What is needed:
Quote the records beneath, complete and exact. Leave out images.

Dataset entries on figures
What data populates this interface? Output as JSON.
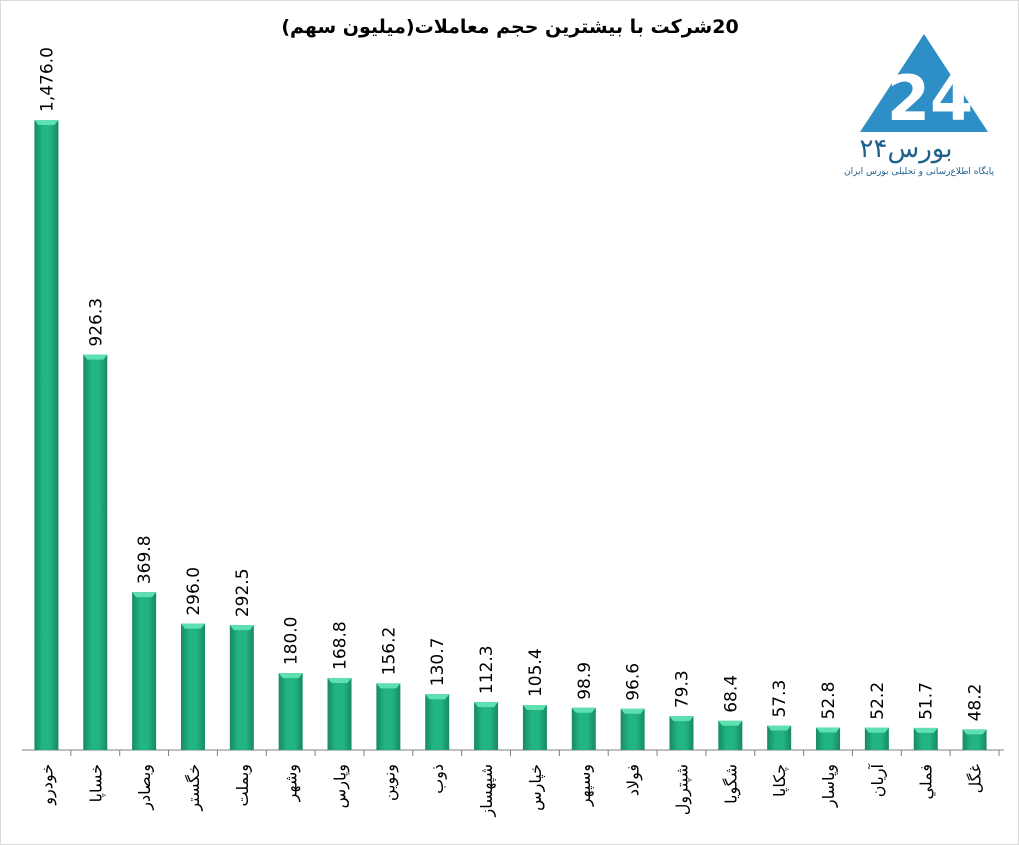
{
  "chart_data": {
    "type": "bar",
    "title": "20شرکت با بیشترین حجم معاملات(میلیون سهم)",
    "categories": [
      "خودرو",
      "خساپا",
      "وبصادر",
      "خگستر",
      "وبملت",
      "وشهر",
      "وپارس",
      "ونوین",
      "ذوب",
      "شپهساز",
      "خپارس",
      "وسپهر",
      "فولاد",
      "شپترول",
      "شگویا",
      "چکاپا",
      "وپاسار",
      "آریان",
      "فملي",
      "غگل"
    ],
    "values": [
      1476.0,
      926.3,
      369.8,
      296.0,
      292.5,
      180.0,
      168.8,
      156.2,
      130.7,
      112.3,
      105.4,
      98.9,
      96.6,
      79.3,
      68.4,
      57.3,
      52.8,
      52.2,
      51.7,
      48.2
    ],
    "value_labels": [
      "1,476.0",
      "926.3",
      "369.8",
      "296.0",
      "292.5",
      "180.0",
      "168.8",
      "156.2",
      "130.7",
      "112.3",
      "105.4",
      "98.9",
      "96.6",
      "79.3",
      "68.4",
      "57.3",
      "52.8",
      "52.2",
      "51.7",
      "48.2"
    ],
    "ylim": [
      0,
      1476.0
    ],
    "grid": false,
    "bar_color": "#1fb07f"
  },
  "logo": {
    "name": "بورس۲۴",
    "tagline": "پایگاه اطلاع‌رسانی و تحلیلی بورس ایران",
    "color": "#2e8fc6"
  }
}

Result below:
What data populates this interface? Output as JSON.
{
  "chart_data": {
    "type": "bar",
    "title": "20شرکت با بیشترین حجم معاملات(میلیون سهم)",
    "categories": [
      "خودرو",
      "خساپا",
      "وبصادر",
      "خگستر",
      "وبملت",
      "وشهر",
      "وپارس",
      "ونوین",
      "ذوب",
      "شپهساز",
      "خپارس",
      "وسپهر",
      "فولاد",
      "شپترول",
      "شگویا",
      "چکاپا",
      "وپاسار",
      "آریان",
      "فملي",
      "غگل"
    ],
    "values": [
      1476.0,
      926.3,
      369.8,
      296.0,
      292.5,
      180.0,
      168.8,
      156.2,
      130.7,
      112.3,
      105.4,
      98.9,
      96.6,
      79.3,
      68.4,
      57.3,
      52.8,
      52.2,
      51.7,
      48.2
    ],
    "value_labels": [
      "1,476.0",
      "926.3",
      "369.8",
      "296.0",
      "292.5",
      "180.0",
      "168.8",
      "156.2",
      "130.7",
      "112.3",
      "105.4",
      "98.9",
      "96.6",
      "79.3",
      "68.4",
      "57.3",
      "52.8",
      "52.2",
      "51.7",
      "48.2"
    ],
    "ylim": [
      0,
      1476.0
    ],
    "grid": false,
    "bar_color": "#1fb07f"
  },
  "logo": {
    "name": "بورس۲۴",
    "tagline": "پایگاه اطلاع‌رسانی و تحلیلی بورس ایران",
    "color": "#2e8fc6"
  }
}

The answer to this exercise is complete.